▶ [CONSIGNE]
Prolongez le texte ci-dessous sur l'affaire du Luxembourg en reprenant juste après sa dernière phrase.

▶ [EXTRAIT FOURNI]
Les états du Sud, mis en demeure d’exécuter les traités d’alliance, se voyaient forcés, bien qu’à contre-cœur, sous la pression des assemblées populaires et sur les injonctions de la diplomatie de Berlin, de hâter leurs préparatifs et de précipiter leur fusion militaire avec les armées prussiennes. Les grandes puissances enfin, en permettant au cabinet de Berlin de se présenter à la conférence de Londres au nom de la Confédération du Nord et de parler au nom des intérêts allemands, assuraient à la Prusse la reconnaissance implicite de ses conquêtes en même temps que la sanction anticipée des transformations qu’elle poursuivait en Allemagne.

Tels étaient les profits que M. de Bismarck retirait de l’affaire du Luxembourg. C’était plus qu’il n’en fallait pour lui faire accepter philosophiquement l’arrêt des puissances, les reproches du parti militaire et le consoler du mécontentement du gouvernement impérial ; il pouvait dire avec le compagnon d’Énée : Dolus, an virtus, quis in hpste requirat ? Mais il ne sortait pas moins de l’aventure diminué, atteint dans son prestige et quelque peu dans son caractère. Les chancelleries européennes étaient stupéfiées, la Prusse déçue ; elle avait mieux auguré de son audace et de son savoir-faire ; elle était exigeante.

« Vous vous targuez, disaient les journaux particularistes, d’être la première nation militaire du monde, vous prétendez que vos victoires ont jeté l’épouvante à Paris et à Pétersbourg, vous dites qu’il ne dépend que de vous d’étendre la main sur les Vosges et sur la Vistule, et à la première sommation, vous abandonnez à la Hollande la province allemande du Limbourg et vous sortez honteusement du Luxembourg. Cessez de vous vanter dorénavant d’avoir relevé la considération de l’Allemagne et consacré sa toute-puissance. »

Il est certain que la Prusse avait subi l’intervention des puissances, comparu devant un arbitrage européen ; que les premiers élans patriotiques du parlement du Nord étaient méconnus et que les déclarations solennelles et réitérées du gouvernement de ne pas sortir du Luxembourg étaient démenties par l’évacuation de la citadelle.

La France, grâce à une évolution diplomatique des mieux inspirées, opérée sous le coup du danger, était sortie avec les honneurs de la guerre de l’impa.sse où par sa faute elle se trouvait perfidement acculée. La politique impériale avait su garder son sang-froid sans rien sacrifier de sa dignité. Elle avait résisté à toutes les provocations, elle avait interverti les rôles, réduit M. de Bismarck à se soumettre aux décisions des grandes puissances, sous peine de s’aliéner l’Europe. M. de Moustier, par sa modération, par sa loyauté, avait déjoué de ténébreux desseins. En restant impassible devant des excitations calculées, il avait isolé la Prusse, rejeté son ministre dans ses embarras intérieurs. Il avait montré « que le gouvernement d’un grand pays n’exposait pas les forces dont il était le gardien aux convenances d’un homme d’état téméraire[11]. »

▶ [CONTENU DES DONNÉES]
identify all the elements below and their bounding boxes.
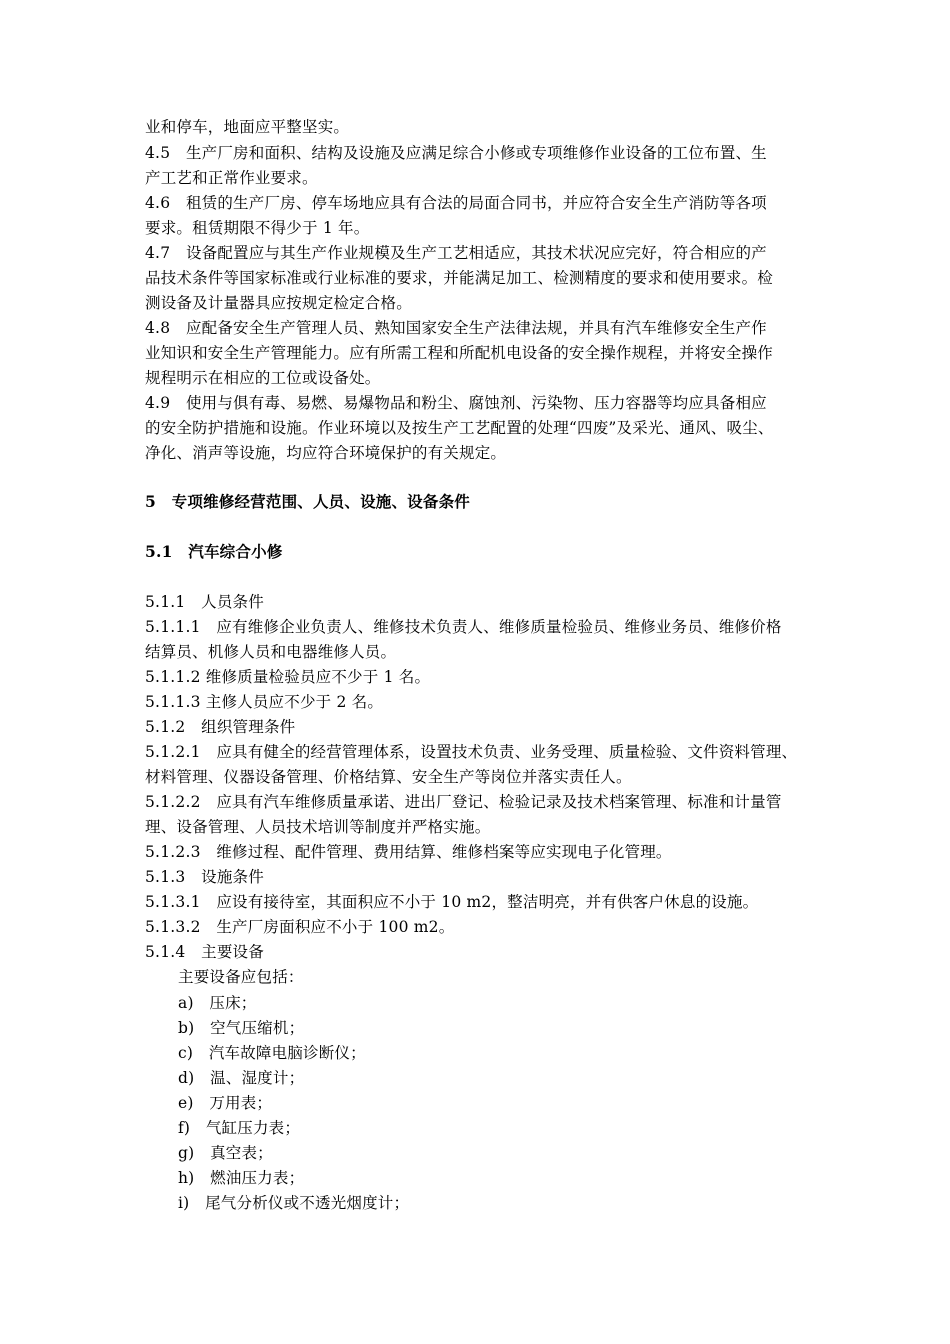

▶ [RÉPONSE]
C’était un succès, mais stérile et bien chèrement acheté, un succès à la Pyrrhus, le dernier que la fortune ménageait à l’empereur. Il en était redevable avant tout à l’intervention résolue des puissances ; il le devait au sens politique de son ministre des affaires étrangères, à l’activité indomptable de son ministre de la guerre, et peut-être aussi à la vigilance patriotique de sa diplomatie. La France n’eût pas échappé à l’invasion si le sang-froid, la prudence et l’énergie ne s’étaient pas trouvés réunis dans ses conseils pour déchirer une trame diplomatique savamment ourdie et déjouer une conspiration militaire qui, prête à éclater contre nous, n’attendait qu’un prétexte. L’enseignement qui ressortait de cette périlleuse épreuve fut perdu. Les hommes qui succédèrent à M. de Moustier et au maréchal Niel ne surent ni préparer la guerre ni la conjurer. Ils tombèrent dans le piège qu’on avait évité. Au lieu de se retrancher sur la défensive et de laisser à M. de Bismarck, en rébellion avec le sentiment des puissances, la responsabilité de la guerre, ils assumèrent le rôle de provocateurs. Ils n’avaient tiré aucune moralité de l’affaire du Luxembourg ; ils n’avaient pas compris que 1867 n’était que le prélude de 1870.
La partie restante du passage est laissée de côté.